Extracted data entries
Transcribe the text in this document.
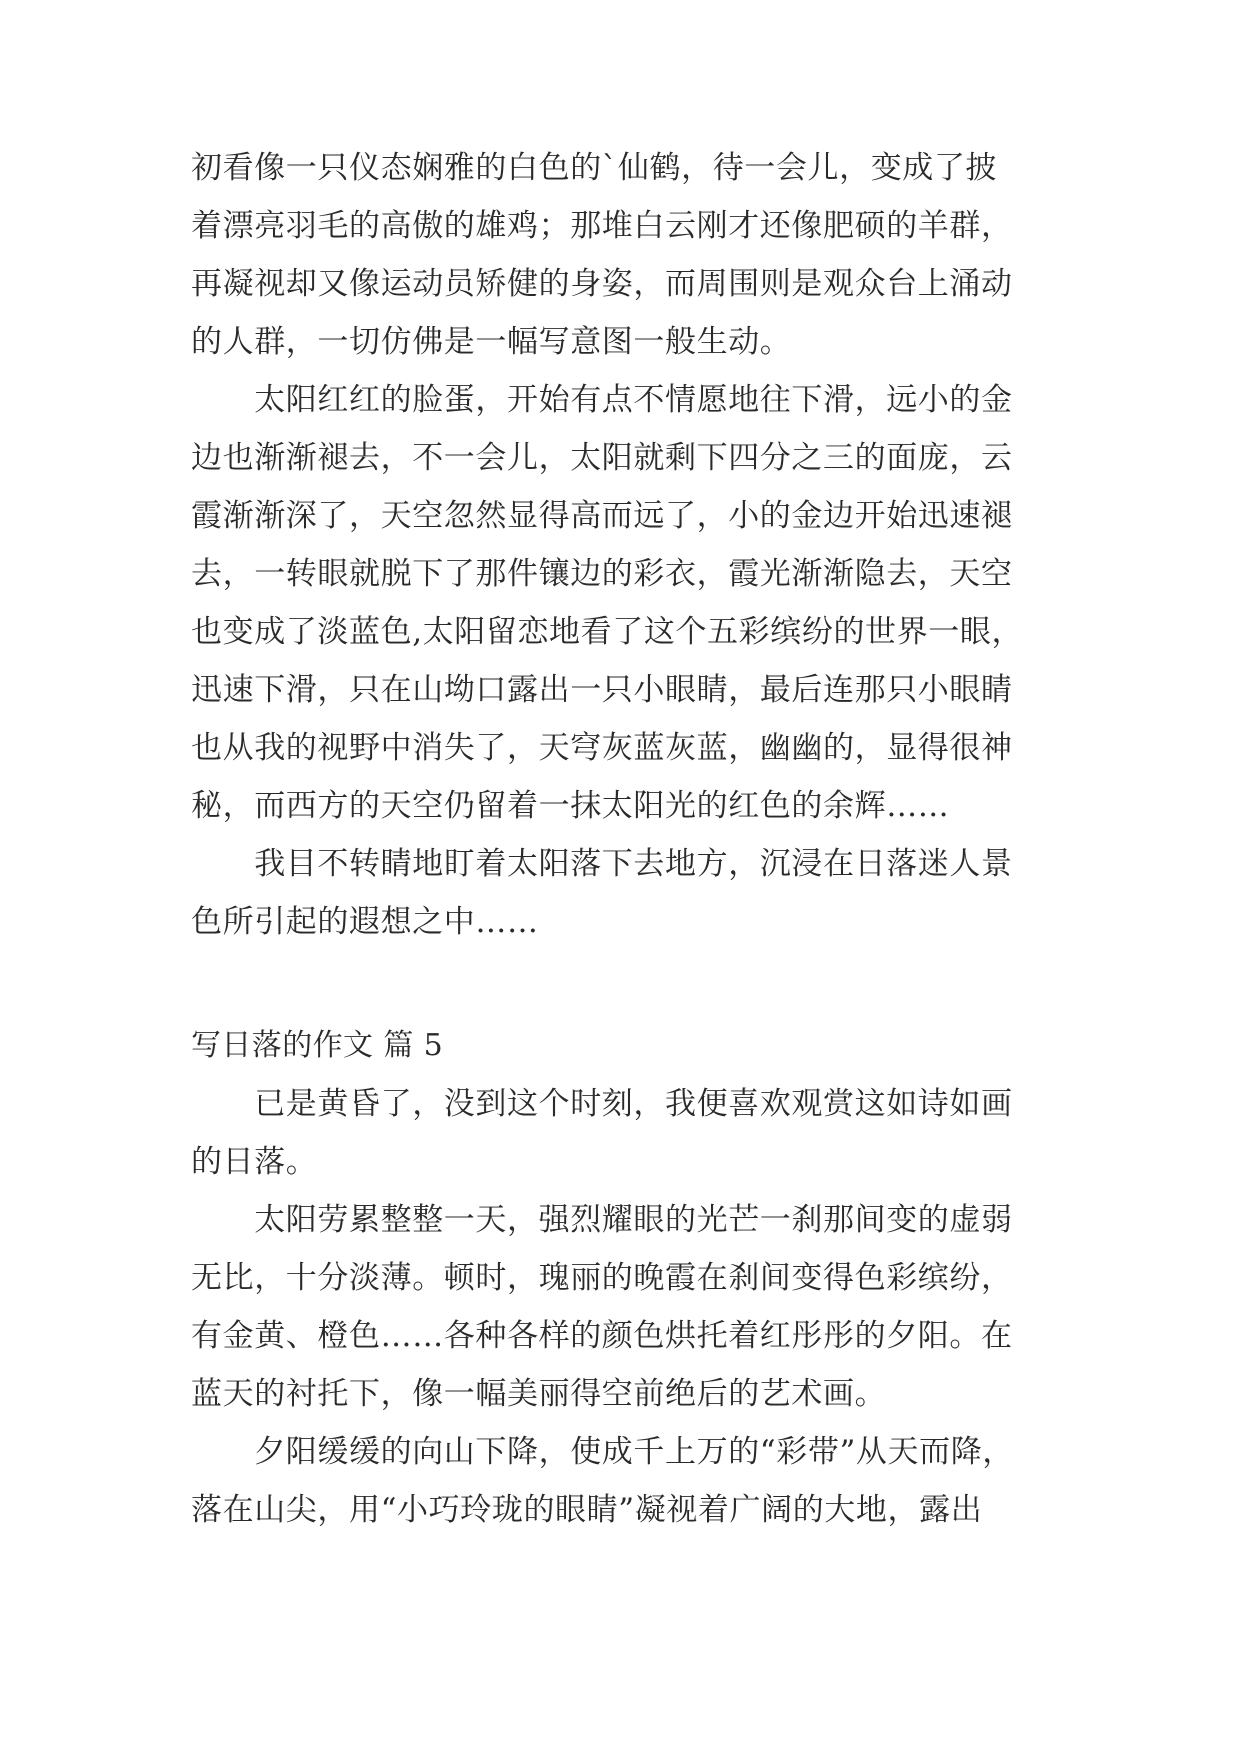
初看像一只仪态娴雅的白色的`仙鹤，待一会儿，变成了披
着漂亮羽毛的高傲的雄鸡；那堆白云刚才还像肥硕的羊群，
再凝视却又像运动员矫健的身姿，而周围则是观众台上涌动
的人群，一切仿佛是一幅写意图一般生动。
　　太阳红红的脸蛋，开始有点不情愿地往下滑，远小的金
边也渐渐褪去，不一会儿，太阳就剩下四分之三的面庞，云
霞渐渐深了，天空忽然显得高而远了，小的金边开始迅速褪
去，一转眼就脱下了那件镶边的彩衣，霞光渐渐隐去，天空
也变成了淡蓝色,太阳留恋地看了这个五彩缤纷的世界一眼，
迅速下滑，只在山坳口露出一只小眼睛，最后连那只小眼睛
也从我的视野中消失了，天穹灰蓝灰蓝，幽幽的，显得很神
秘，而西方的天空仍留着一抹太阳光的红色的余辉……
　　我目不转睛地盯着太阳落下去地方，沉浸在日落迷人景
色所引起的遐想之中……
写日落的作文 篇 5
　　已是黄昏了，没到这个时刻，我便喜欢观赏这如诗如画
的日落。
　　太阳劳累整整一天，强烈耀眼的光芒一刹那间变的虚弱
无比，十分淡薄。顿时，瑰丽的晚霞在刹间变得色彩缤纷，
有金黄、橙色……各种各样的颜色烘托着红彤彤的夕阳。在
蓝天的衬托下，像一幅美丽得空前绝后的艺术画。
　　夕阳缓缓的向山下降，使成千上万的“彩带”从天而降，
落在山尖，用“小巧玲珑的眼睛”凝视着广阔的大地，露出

◆ EXERCISE OBJECTIVE: Print all of the records shown above exactly, leaving out each picture.

◆ THE OUTPUT:
Transcribe the text in this document.
初看像一只仪态娴雅的白色的`仙鹤，待一会儿，变成了披
着漂亮羽毛的高傲的雄鸡；那堆白云刚才还像肥硕的羊群，
再凝视却又像运动员矫健的身姿，而周围则是观众台上涌动
的人群，一切仿佛是一幅写意图一般生动。
　　太阳红红的脸蛋，开始有点不情愿地往下滑，远小的金
边也渐渐褪去，不一会儿，太阳就剩下四分之三的面庞，云
霞渐渐深了，天空忽然显得高而远了，小的金边开始迅速褪
去，一转眼就脱下了那件镶边的彩衣，霞光渐渐隐去，天空
也变成了淡蓝色,太阳留恋地看了这个五彩缤纷的世界一眼，
迅速下滑，只在山坳口露出一只小眼睛，最后连那只小眼睛
也从我的视野中消失了，天穹灰蓝灰蓝，幽幽的，显得很神
秘，而西方的天空仍留着一抹太阳光的红色的余辉……
　　我目不转睛地盯着太阳落下去地方，沉浸在日落迷人景
色所引起的遐想之中……
写日落的作文 篇 5
　　已是黄昏了，没到这个时刻，我便喜欢观赏这如诗如画
的日落。
　　太阳劳累整整一天，强烈耀眼的光芒一刹那间变的虚弱
无比，十分淡薄。顿时，瑰丽的晚霞在刹间变得色彩缤纷，
有金黄、橙色……各种各样的颜色烘托着红彤彤的夕阳。在
蓝天的衬托下，像一幅美丽得空前绝后的艺术画。
　　夕阳缓缓的向山下降，使成千上万的“彩带”从天而降，
落在山尖，用“小巧玲珑的眼睛”凝视着广阔的大地，露出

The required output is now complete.